Material for this exercise start

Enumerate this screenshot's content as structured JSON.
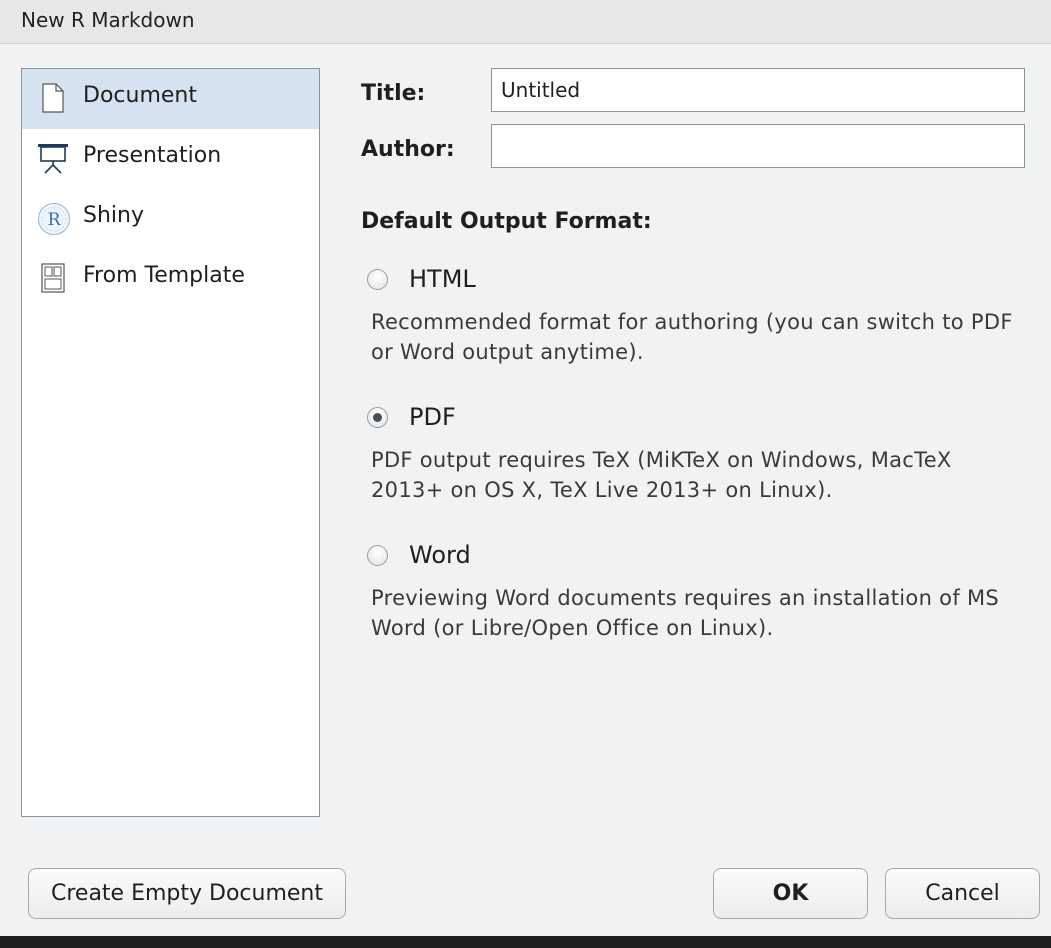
{
  "window": {
    "title": "New R Markdown"
  },
  "sidebar": {
    "items": [
      {
        "label": "Document",
        "icon": "document-icon",
        "selected": true
      },
      {
        "label": "Presentation",
        "icon": "presentation-icon",
        "selected": false
      },
      {
        "label": "Shiny",
        "icon": "shiny-r-icon",
        "selected": false
      },
      {
        "label": "From Template",
        "icon": "template-icon",
        "selected": false
      }
    ]
  },
  "form": {
    "title_label": "Title:",
    "title_value": "Untitled",
    "author_label": "Author:",
    "author_value": ""
  },
  "output": {
    "heading": "Default Output Format:",
    "options": [
      {
        "label": "HTML",
        "checked": false,
        "description": "Recommended format for authoring (you can switch to PDF or Word output anytime)."
      },
      {
        "label": "PDF",
        "checked": true,
        "description": "PDF output requires TeX (MiKTeX on Windows, MacTeX 2013+ on OS X, TeX Live 2013+ on Linux)."
      },
      {
        "label": "Word",
        "checked": false,
        "description": "Previewing Word documents requires an installation of MS Word (or Libre/Open Office on Linux)."
      }
    ]
  },
  "buttons": {
    "create_empty": "Create Empty Document",
    "ok": "OK",
    "cancel": "Cancel"
  },
  "colors": {
    "selected_item_bg": "#d5e3f0",
    "dialog_bg": "#f1f2f3"
  }
}
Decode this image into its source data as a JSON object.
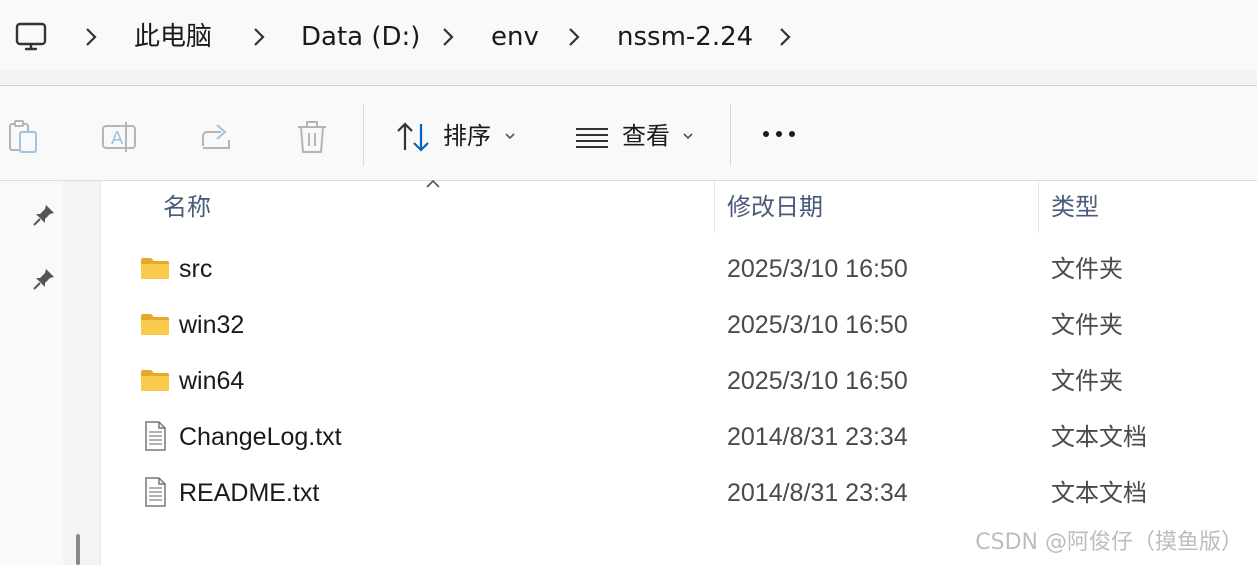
{
  "breadcrumb": {
    "root_icon": "monitor-icon",
    "items": [
      "此电脑",
      "Data (D:)",
      "env",
      "nssm-2.24"
    ]
  },
  "toolbar": {
    "copy_icon": "clipboard-icon",
    "rename_icon": "rename-icon",
    "share_icon": "share-icon",
    "delete_icon": "trash-icon",
    "sort_label": "排序",
    "view_label": "查看",
    "more_icon": "more-icon"
  },
  "columns": {
    "name": "名称",
    "modified": "修改日期",
    "type": "类型"
  },
  "files": [
    {
      "name": "src",
      "modified": "2025/3/10 16:50",
      "type": "文件夹",
      "icon": "folder-icon"
    },
    {
      "name": "win32",
      "modified": "2025/3/10 16:50",
      "type": "文件夹",
      "icon": "folder-icon"
    },
    {
      "name": "win64",
      "modified": "2025/3/10 16:50",
      "type": "文件夹",
      "icon": "folder-icon"
    },
    {
      "name": "ChangeLog.txt",
      "modified": "2014/8/31 23:34",
      "type": "文本文档",
      "icon": "text-file-icon"
    },
    {
      "name": "README.txt",
      "modified": "2014/8/31 23:34",
      "type": "文本文档",
      "icon": "text-file-icon"
    }
  ],
  "watermark": "CSDN @阿俊仔（摸鱼版）",
  "colors": {
    "folder": "#f8c94a",
    "accent": "#0067c0",
    "header_text": "#4a5a7a"
  }
}
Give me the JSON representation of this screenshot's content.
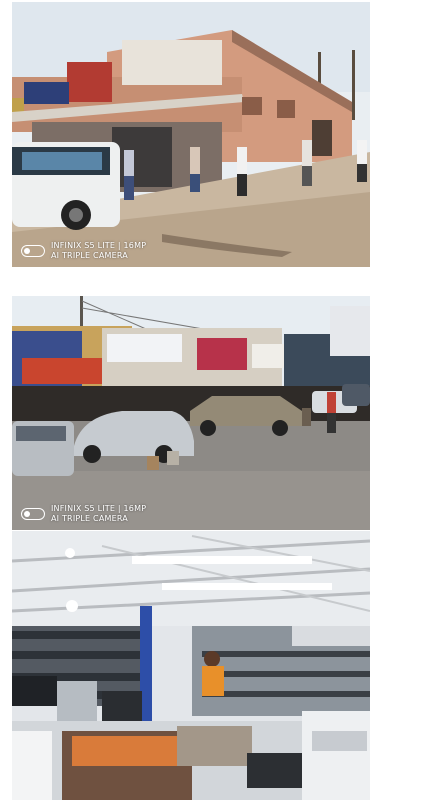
{
  "photos": [
    {
      "id": "storefront-street",
      "watermark": {
        "line1": "INFINIX S5 LITE | 16MP",
        "line2": "AI TRIPLE CAMERA"
      }
    },
    {
      "id": "market-parking",
      "watermark": {
        "line1": "INFINIX S5 LITE | 16MP",
        "line2": "AI TRIPLE CAMERA"
      }
    },
    {
      "id": "shop-interior",
      "watermark": null
    }
  ]
}
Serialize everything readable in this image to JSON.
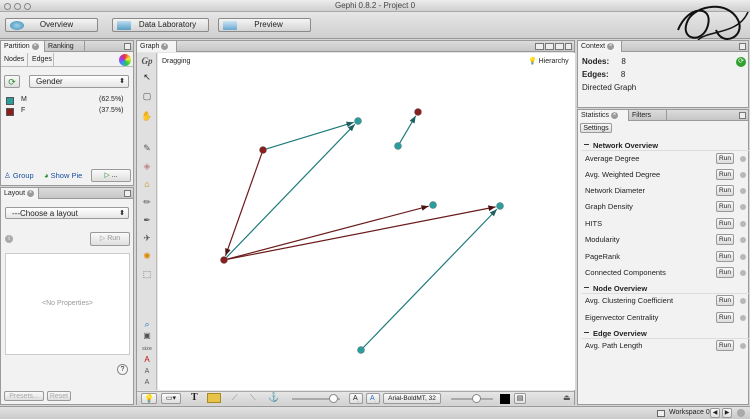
{
  "window": {
    "title": "Gephi 0.8.2 - Project 0"
  },
  "modes": [
    {
      "label": "Overview"
    },
    {
      "label": "Data Laboratory"
    },
    {
      "label": "Preview"
    }
  ],
  "partition": {
    "tabs": [
      "Partition",
      "Ranking"
    ],
    "subtabs": [
      "Nodes",
      "Edges"
    ],
    "attribute": "Gender",
    "entries": [
      {
        "label": "M",
        "percent": "(62.5%)",
        "color": "#2a9d9d"
      },
      {
        "label": "F",
        "percent": "(37.5%)",
        "color": "#8b1e1e"
      }
    ],
    "group_label": "Group",
    "show_pie_label": "Show Pie",
    "apply_label": "..."
  },
  "layout": {
    "tab": "Layout",
    "choose": "---Choose a layout",
    "run": "Run",
    "no_properties": "<No Properties>",
    "presets": "Presets...",
    "reset": "Reset"
  },
  "graph": {
    "tab": "Graph",
    "tool_status": "Dragging",
    "hierarchy": "Hierarchy",
    "font_name": "Arial-BoldMT, 32",
    "size_label": "size",
    "node_colors": {
      "male": "#2a9d9d",
      "female": "#8b1e1e"
    },
    "edges": [
      {
        "from": "f1",
        "to": "m1",
        "color": "#1f7a7a"
      },
      {
        "from": "m2",
        "to": "f2",
        "color": "#1f7a7a"
      },
      {
        "from": "f1",
        "to": "f3",
        "color": "#6b1a1a"
      },
      {
        "from": "f3",
        "to": "m1",
        "color": "#1f7a7a"
      },
      {
        "from": "f3",
        "to": "m3",
        "color": "#6b1a1a"
      },
      {
        "from": "f3",
        "to": "m4",
        "color": "#6b1a1a"
      },
      {
        "from": "m5",
        "to": "m4",
        "color": "#1f7a7a"
      }
    ]
  },
  "context": {
    "tab": "Context",
    "nodes_label": "Nodes:",
    "nodes_value": "8",
    "edges_label": "Edges:",
    "edges_value": "8",
    "graph_type": "Directed Graph"
  },
  "statistics": {
    "tabs": [
      "Statistics",
      "Filters"
    ],
    "settings": "Settings",
    "run_label": "Run",
    "sections": [
      {
        "title": "Network Overview",
        "items": [
          "Average Degree",
          "Avg. Weighted Degree",
          "Network Diameter",
          "Graph Density",
          "HITS",
          "Modularity",
          "PageRank",
          "Connected Components"
        ]
      },
      {
        "title": "Node Overview",
        "items": [
          "Avg. Clustering Coefficient",
          "Eigenvector Centrality"
        ]
      },
      {
        "title": "Edge Overview",
        "items": [
          "Avg. Path Length"
        ]
      }
    ]
  },
  "statusbar": {
    "workspace": "Workspace 0"
  }
}
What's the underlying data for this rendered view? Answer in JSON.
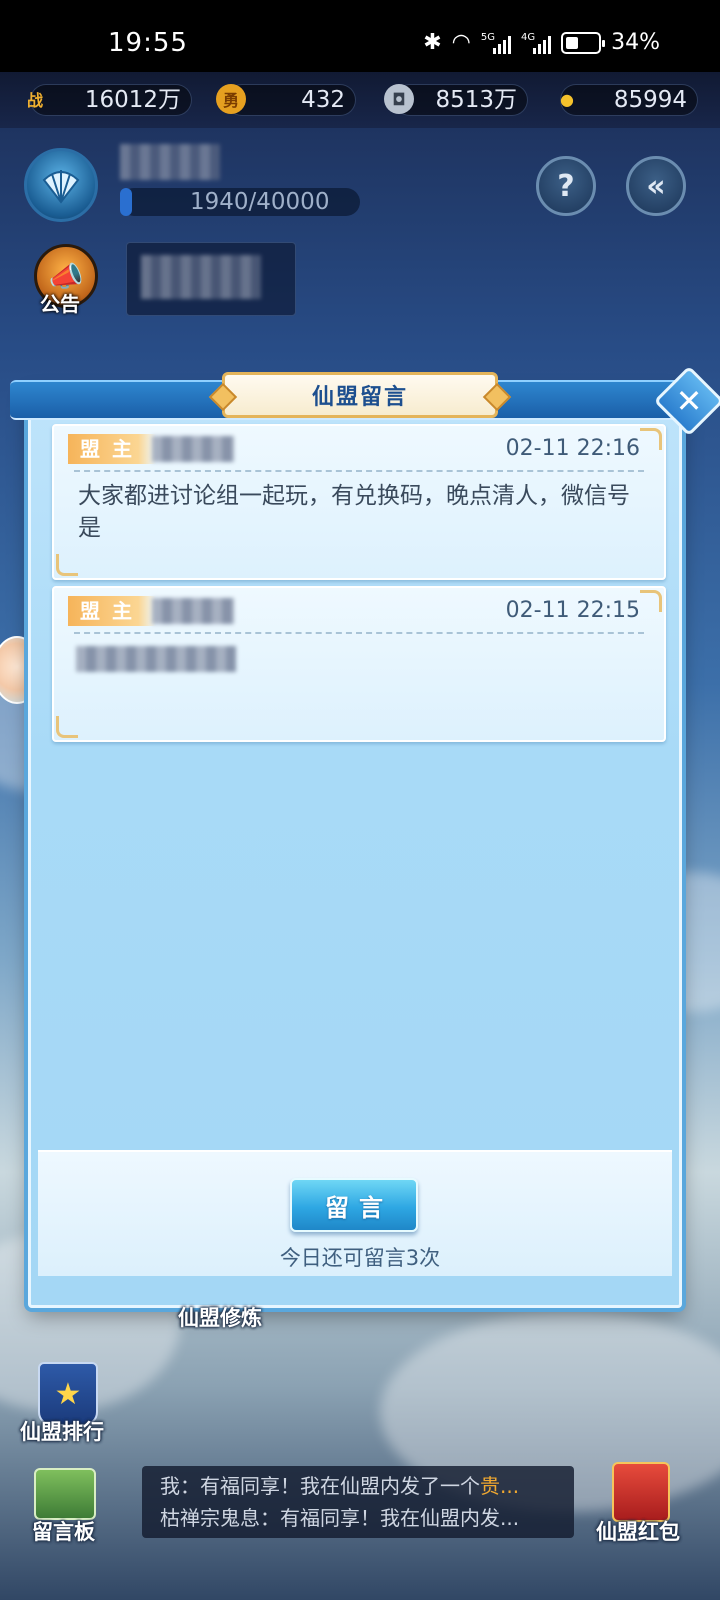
{
  "status_bar": {
    "time": "19:55",
    "network_1": "5G",
    "network_2": "4G",
    "battery": "34%"
  },
  "resources": [
    {
      "icon": "battle-power-icon",
      "glyph": "战",
      "value": "16012万"
    },
    {
      "icon": "medal-icon",
      "glyph": "勇",
      "value": "432"
    },
    {
      "icon": "silver-coin-icon",
      "glyph": "◘",
      "value": "8513万"
    },
    {
      "icon": "gold-ingot-icon",
      "glyph": "●",
      "value": "85994"
    }
  ],
  "guild": {
    "exp": "1940/40000",
    "exp_progress": 0.0485,
    "announcement_label": "公告"
  },
  "modal": {
    "title": "仙盟留言",
    "close_glyph": "✕",
    "messages": [
      {
        "role": "盟主",
        "time": "02-11 22:16",
        "text": "大家都进讨论组一起玩，有兑换码，晚点清人，微信号是"
      },
      {
        "role": "盟主",
        "time": "02-11 22:15",
        "text": ""
      }
    ],
    "post_button": "留言",
    "remaining": "今日还可留言3次"
  },
  "bottom": {
    "cultivation_label": "仙盟修炼",
    "ranking_label": "仙盟排行",
    "board_label": "留言板",
    "red_packet_label": "仙盟红包",
    "chat": [
      {
        "prefix": "我：有福同享！我在仙盟内发了一个",
        "highlight": "贵..."
      },
      {
        "prefix": "枯禅宗鬼息：有福同享！我在仙盟内发...",
        "highlight": ""
      }
    ]
  },
  "colors": {
    "accent": "#2ea7e3",
    "badge": "#f6b45a",
    "panel": "#a8daf7"
  }
}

Material for this exercise end

▸ **Short task**
Pull out all lines in the data above that include "Overview".

▸ **Answer to this task**
      "label": "Overview"
        "title": "Network Overview",
        "title": "Node Overview",
        "title": "Edge Overview",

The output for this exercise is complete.